** What the exercise asks **
Quote the listing below in its entirety.

Saved data entries:
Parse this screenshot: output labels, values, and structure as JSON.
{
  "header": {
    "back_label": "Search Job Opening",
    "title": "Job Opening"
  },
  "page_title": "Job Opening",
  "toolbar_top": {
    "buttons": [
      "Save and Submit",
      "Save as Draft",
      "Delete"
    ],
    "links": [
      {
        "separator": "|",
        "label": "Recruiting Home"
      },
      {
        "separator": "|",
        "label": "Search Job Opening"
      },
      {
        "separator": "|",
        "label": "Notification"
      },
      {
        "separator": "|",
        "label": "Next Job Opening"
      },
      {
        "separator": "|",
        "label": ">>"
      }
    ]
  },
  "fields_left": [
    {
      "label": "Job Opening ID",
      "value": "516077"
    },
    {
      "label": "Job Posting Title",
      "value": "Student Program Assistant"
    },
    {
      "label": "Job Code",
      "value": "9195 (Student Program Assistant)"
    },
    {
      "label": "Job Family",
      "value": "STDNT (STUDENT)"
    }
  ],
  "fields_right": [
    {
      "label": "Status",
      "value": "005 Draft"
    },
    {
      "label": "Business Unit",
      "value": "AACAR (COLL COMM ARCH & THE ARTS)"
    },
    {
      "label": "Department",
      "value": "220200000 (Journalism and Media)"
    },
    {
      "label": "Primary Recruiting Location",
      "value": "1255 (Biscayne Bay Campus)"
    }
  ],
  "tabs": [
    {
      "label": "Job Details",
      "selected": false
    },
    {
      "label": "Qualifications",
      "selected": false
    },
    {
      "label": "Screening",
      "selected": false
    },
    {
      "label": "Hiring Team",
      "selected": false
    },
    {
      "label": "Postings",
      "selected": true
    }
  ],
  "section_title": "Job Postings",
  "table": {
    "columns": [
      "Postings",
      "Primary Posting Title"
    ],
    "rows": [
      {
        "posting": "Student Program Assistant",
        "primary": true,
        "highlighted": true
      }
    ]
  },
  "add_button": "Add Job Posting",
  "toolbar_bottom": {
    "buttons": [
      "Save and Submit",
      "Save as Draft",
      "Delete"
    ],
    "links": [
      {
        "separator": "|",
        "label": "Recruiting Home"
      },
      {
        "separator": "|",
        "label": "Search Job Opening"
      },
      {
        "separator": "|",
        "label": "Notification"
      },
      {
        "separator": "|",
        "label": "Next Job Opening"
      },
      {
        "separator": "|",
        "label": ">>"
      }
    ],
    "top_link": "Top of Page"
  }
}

** Finished exercise **
Parse this screenshot: output labels, values, and structure as JSON.
{
  "header": {
    "back_label": "Search Job Opening",
    "title": "Job Opening"
  },
  "page_title": "Job Opening",
  "toolbar_top": {
    "buttons": [
      "Save and Submit",
      "Save as Draft",
      "Delete"
    ],
    "links": [
      {
        "separator": "|",
        "label": "Recruiting Home"
      },
      {
        "separator": "|",
        "label": "Search Job Opening"
      },
      {
        "separator": "|",
        "label": "Notification"
      },
      {
        "separator": "|",
        "label": "Next Job Opening"
      },
      {
        "separator": "|",
        "label": ">>"
      }
    ]
  },
  "fields_left": [
    {
      "label": "Job Opening ID",
      "value": "516077"
    },
    {
      "label": "Job Posting Title",
      "value": "Student Program Assistant"
    },
    {
      "label": "Job Code",
      "value": "9195 (Student Program Assistant)"
    },
    {
      "label": "Job Family",
      "value": "STDNT (STUDENT)"
    }
  ],
  "fields_right": [
    {
      "label": "Status",
      "value": "005 Draft"
    },
    {
      "label": "Business Unit",
      "value": "AACAR (COLL COMM ARCH & THE ARTS)"
    },
    {
      "label": "Department",
      "value": "220200000 (Journalism and Media)"
    },
    {
      "label": "Primary Recruiting Location",
      "value": "1255 (Biscayne Bay Campus)"
    }
  ],
  "tabs": [
    {
      "label": "Job Details",
      "selected": false
    },
    {
      "label": "Qualifications",
      "selected": false
    },
    {
      "label": "Screening",
      "selected": false
    },
    {
      "label": "Hiring Team",
      "selected": false
    },
    {
      "label": "Postings",
      "selected": true
    }
  ],
  "section_title": "Job Postings",
  "table": {
    "columns": [
      "Postings",
      "Primary Posting Title"
    ],
    "rows": [
      {
        "posting": "Student Program Assistant",
        "primary": true,
        "highlighted": true
      }
    ]
  },
  "add_button": "Add Job Posting",
  "toolbar_bottom": {
    "buttons": [
      "Save and Submit",
      "Save as Draft",
      "Delete"
    ],
    "links": [
      {
        "separator": "|",
        "label": "Recruiting Home"
      },
      {
        "separator": "|",
        "label": "Search Job Opening"
      },
      {
        "separator": "|",
        "label": "Notification"
      },
      {
        "separator": "|",
        "label": "Next Job Opening"
      },
      {
        "separator": "|",
        "label": ">>"
      }
    ],
    "top_link": "Top of Page"
  }
}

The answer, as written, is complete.